- **PROBLEM REQUIREMENTS**: Transcribe all the entries word for word, skipping the pictures.

(Stored data)
---------------

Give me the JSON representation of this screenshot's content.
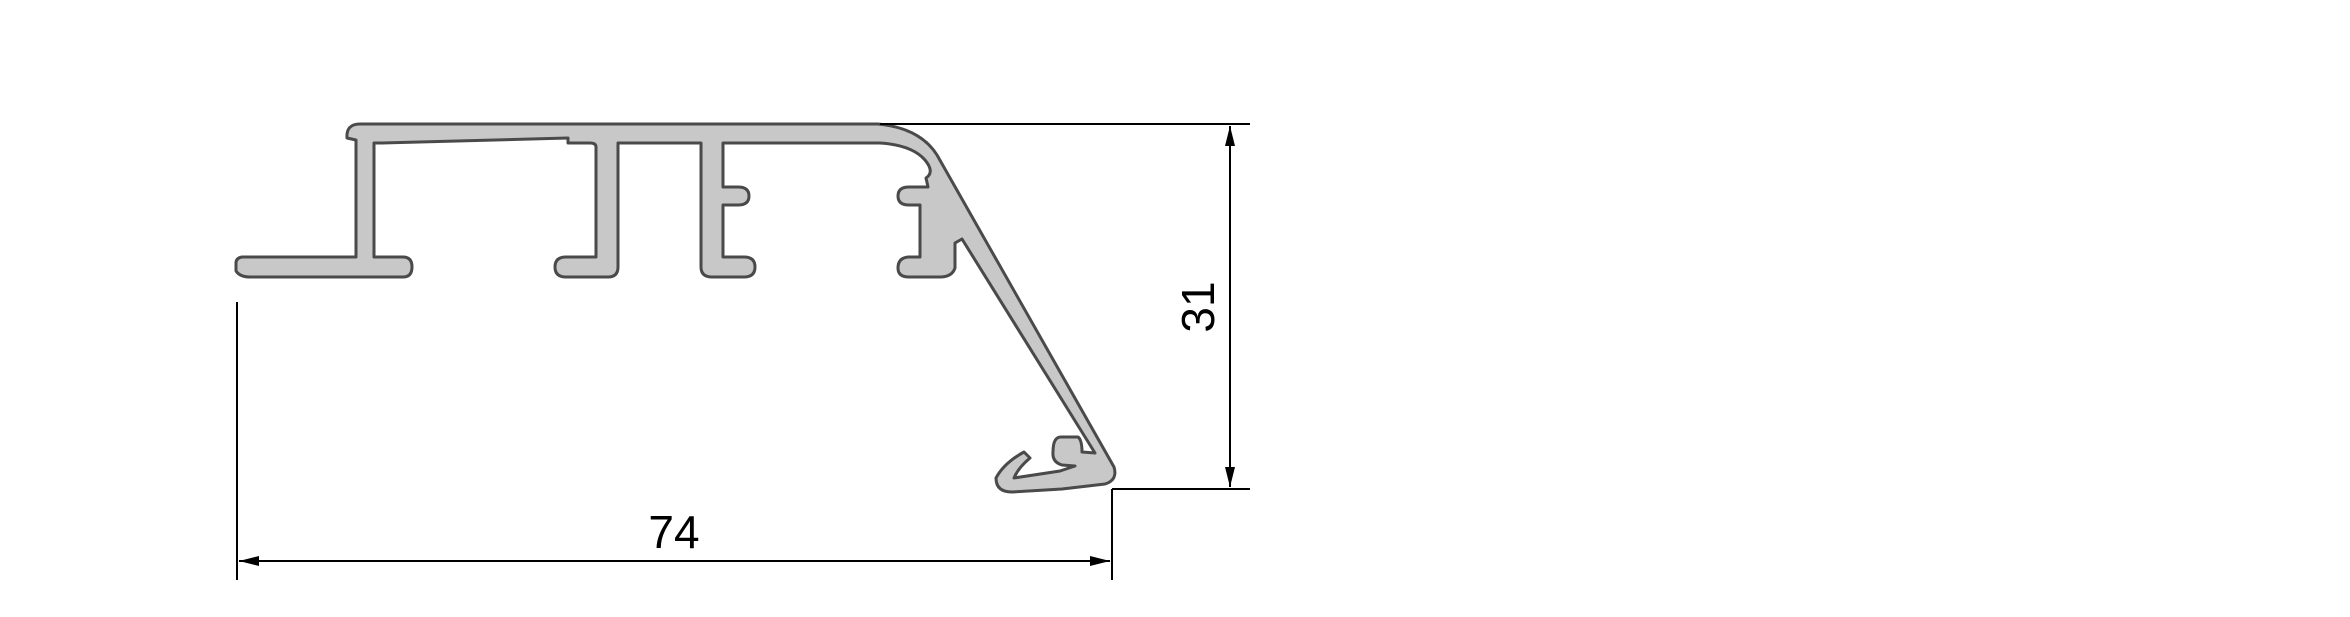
{
  "drawing": {
    "dimensions": {
      "width_label": "74",
      "height_label": "31"
    },
    "colors": {
      "profile_fill": "#c8c8c8",
      "profile_stroke": "#4a4a4a",
      "dimension_line": "#000000",
      "background": "#ffffff"
    }
  }
}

---------------

- **EXERCISE SOLUTION**:
Give me the JSON representation of this screenshot's content.
{
  "drawing": {
    "dimensions": {
      "width_label": "74",
      "height_label": "31"
    },
    "colors": {
      "profile_fill": "#c8c8c8",
      "profile_stroke": "#4a4a4a",
      "dimension_line": "#000000",
      "background": "#ffffff"
    }
  }
}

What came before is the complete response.